[A run of records]
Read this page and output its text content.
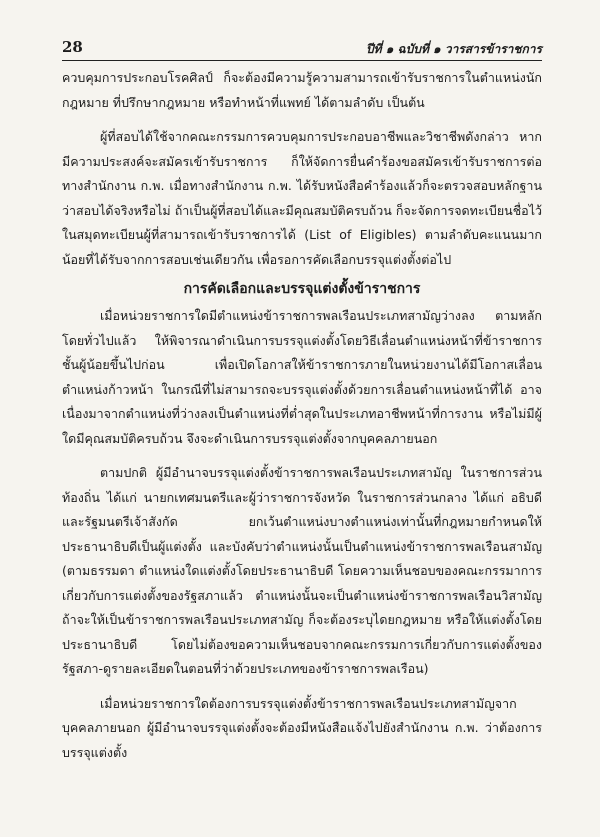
28	ปีที่ ๑ ฉบับที่ ๑ วารสารข้าราชการ

ควบคุมการประกอบโรคศิลป์ ก็จะต้องมีความรู้ความสามารถเข้ารับราชการในตำแหน่งนักกฎหมาย ที่ปรึกษากฎหมาย หรือทำหน้าที่แพทย์ ได้ตามลำดับ เป็นต้น

ผู้ที่สอบได้ใช้จากคณะกรรมการควบคุมการประกอบอาชีพและวิชาชีพดังกล่าว หากมีความประสงค์จะสมัครเข้ารับราชการ ก็ให้จัดการยื่นคำร้องขอสมัครเข้ารับราชการต่อทางสำนักงาน ก.พ. เมื่อทางสำนักงาน ก.พ. ได้รับหนังสือคำร้องแล้วก็จะตรวจสอบหลักฐานว่าสอบได้จริงหรือไม่ ถ้าเป็นผู้ที่สอบได้และมีคุณสมบัติครบถ้วน ก็จะจัดการจดทะเบียนชื่อไว้ในสมุดทะเบียนผู้ที่สามารถเข้ารับราชการได้ (List of Eligibles) ตามลำดับคะแนนมากน้อยที่ได้รับจากการสอบเช่นเดียวกัน เพื่อรอการคัดเลือกบรรจุแต่งตั้งต่อไป

การคัดเลือกและบรรจุแต่งตั้งข้าราชการ

เมื่อหน่วยราชการใดมีตำแหน่งข้าราชการพลเรือนประเภทสามัญว่างลง ตามหลักโดยทั่วไปแล้ว ให้พิจารณาดำเนินการบรรจุแต่งตั้งโดยวิธีเลื่อนตำแหน่งหน้าที่ข้าราชการชั้นผู้น้อยขึ้นไปก่อน เพื่อเปิดโอกาสให้ข้าราชการภายในหน่วยงานได้มีโอกาสเลื่อนตำแหน่งก้าวหน้า ในกรณีที่ไม่สามารถจะบรรจุแต่งตั้งด้วยการเลื่อนตำแหน่งหน้าที่ได้ อาจเนื่องมาจากตำแหน่งที่ว่างลงเป็นตำแหน่งที่ต่ำสุดในประเภทอาชีพหน้าที่การงาน หรือไม่มีผู้ใดมีคุณสมบัติครบถ้วน จึงจะดำเนินการบรรจุแต่งตั้งจากบุคคลภายนอก

ตามปกติ ผู้มีอำนาจบรรจุแต่งตั้งข้าราชการพลเรือนประเภทสามัญ ในราชการส่วนท้องถิ่น ได้แก่ นายกเทศมนตรีและผู้ว่าราชการจังหวัด ในราชการส่วนกลาง ได้แก่ อธิบดีและรัฐมนตรีเจ้าสังกัด ยกเว้นตำแหน่งบางตำแหน่งเท่านั้นที่กฎหมายกำหนดให้ประธานาธิบดีเป็นผู้แต่งตั้ง และบังคับว่าตำแหน่งนั้นเป็นตำแหน่งข้าราชการพลเรือนสามัญ (ตามธรรมดา ตำแหน่งใดแต่งตั้งโดยประธานาธิบดี โดยความเห็นชอบของคณะกรรมาการเกี่ยวกับการแต่งตั้งของรัฐสภาแล้ว ตำแหน่งนั้นจะเป็นตำแหน่งข้าราชการพลเรือนวิสามัญ ถ้าจะให้เป็นข้าราชการพลเรือนประเภทสามัญ ก็จะต้องระบุไดยกฎหมาย หรือให้แต่งตั้งโดยประธานาธิบดี โดยไม่ต้องขอความเห็นชอบจากคณะกรรมการเกี่ยวกับการแต่งตั้งของรัฐสภา-ดูรายละเอียดในตอนที่ว่าด้วยประเภทของข้าราชการพลเรือน)

เมื่อหน่วยราชการใดต้องการบรรจุแต่งตั้งข้าราชการพลเรือนประเภทสามัญจากบุคคลภายนอก ผู้มีอำนาจบรรจุแต่งตั้งจะต้องมีหนังสือแจ้งไปยังสำนักงาน ก.พ. ว่าต้องการบรรจุแต่งตั้ง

• **TASK BRIEF**: Restate the whole of the material word for word without the pictures.

• **WORKED ANSWER**:
Read this page and output its text content.
28	ปีที่ ๑ ฉบับที่ ๑ วารสารข้าราชการ

ควบคุมการประกอบโรคศิลป์ ก็จะต้องมีความรู้ความสามารถเข้ารับราชการในตำแหน่งนักกฎหมาย ที่ปรึกษากฎหมาย หรือทำหน้าที่แพทย์ ได้ตามลำดับ เป็นต้น

ผู้ที่สอบได้ใช้จากคณะกรรมการควบคุมการประกอบอาชีพและวิชาชีพดังกล่าว หากมีความประสงค์จะสมัครเข้ารับราชการ ก็ให้จัดการยื่นคำร้องขอสมัครเข้ารับราชการต่อทางสำนักงาน ก.พ. เมื่อทางสำนักงาน ก.พ. ได้รับหนังสือคำร้องแล้วก็จะตรวจสอบหลักฐานว่าสอบได้จริงหรือไม่ ถ้าเป็นผู้ที่สอบได้และมีคุณสมบัติครบถ้วน ก็จะจัดการจดทะเบียนชื่อไว้ในสมุดทะเบียนผู้ที่สามารถเข้ารับราชการได้ (List of Eligibles) ตามลำดับคะแนนมากน้อยที่ได้รับจากการสอบเช่นเดียวกัน เพื่อรอการคัดเลือกบรรจุแต่งตั้งต่อไป

การคัดเลือกและบรรจุแต่งตั้งข้าราชการ

เมื่อหน่วยราชการใดมีตำแหน่งข้าราชการพลเรือนประเภทสามัญว่างลง ตามหลักโดยทั่วไปแล้ว ให้พิจารณาดำเนินการบรรจุแต่งตั้งโดยวิธีเลื่อนตำแหน่งหน้าที่ข้าราชการชั้นผู้น้อยขึ้นไปก่อน เพื่อเปิดโอกาสให้ข้าราชการภายในหน่วยงานได้มีโอกาสเลื่อนตำแหน่งก้าวหน้า ในกรณีที่ไม่สามารถจะบรรจุแต่งตั้งด้วยการเลื่อนตำแหน่งหน้าที่ได้ อาจเนื่องมาจากตำแหน่งที่ว่างลงเป็นตำแหน่งที่ต่ำสุดในประเภทอาชีพหน้าที่การงาน หรือไม่มีผู้ใดมีคุณสมบัติครบถ้วน จึงจะดำเนินการบรรจุแต่งตั้งจากบุคคลภายนอก

ตามปกติ ผู้มีอำนาจบรรจุแต่งตั้งข้าราชการพลเรือนประเภทสามัญ ในราชการส่วนท้องถิ่น ได้แก่ นายกเทศมนตรีและผู้ว่าราชการจังหวัด ในราชการส่วนกลาง ได้แก่ อธิบดีและรัฐมนตรีเจ้าสังกัด ยกเว้นตำแหน่งบางตำแหน่งเท่านั้นที่กฎหมายกำหนดให้ประธานาธิบดีเป็นผู้แต่งตั้ง และบังคับว่าตำแหน่งนั้นเป็นตำแหน่งข้าราชการพลเรือนสามัญ (ตามธรรมดา ตำแหน่งใดแต่งตั้งโดยประธานาธิบดี โดยความเห็นชอบของคณะกรรมาการเกี่ยวกับการแต่งตั้งของรัฐสภาแล้ว ตำแหน่งนั้นจะเป็นตำแหน่งข้าราชการพลเรือนวิสามัญ ถ้าจะให้เป็นข้าราชการพลเรือนประเภทสามัญ ก็จะต้องระบุไดยกฎหมาย หรือให้แต่งตั้งโดยประธานาธิบดี โดยไม่ต้องขอความเห็นชอบจากคณะกรรมการเกี่ยวกับการแต่งตั้งของรัฐสภา-ดูรายละเอียดในตอนที่ว่าด้วยประเภทของข้าราชการพลเรือน)

เมื่อหน่วยราชการใดต้องการบรรจุแต่งตั้งข้าราชการพลเรือนประเภทสามัญจากบุคคลภายนอก ผู้มีอำนาจบรรจุแต่งตั้งจะต้องมีหนังสือแจ้งไปยังสำนักงาน ก.พ. ว่าต้องการบรรจุแต่งตั้ง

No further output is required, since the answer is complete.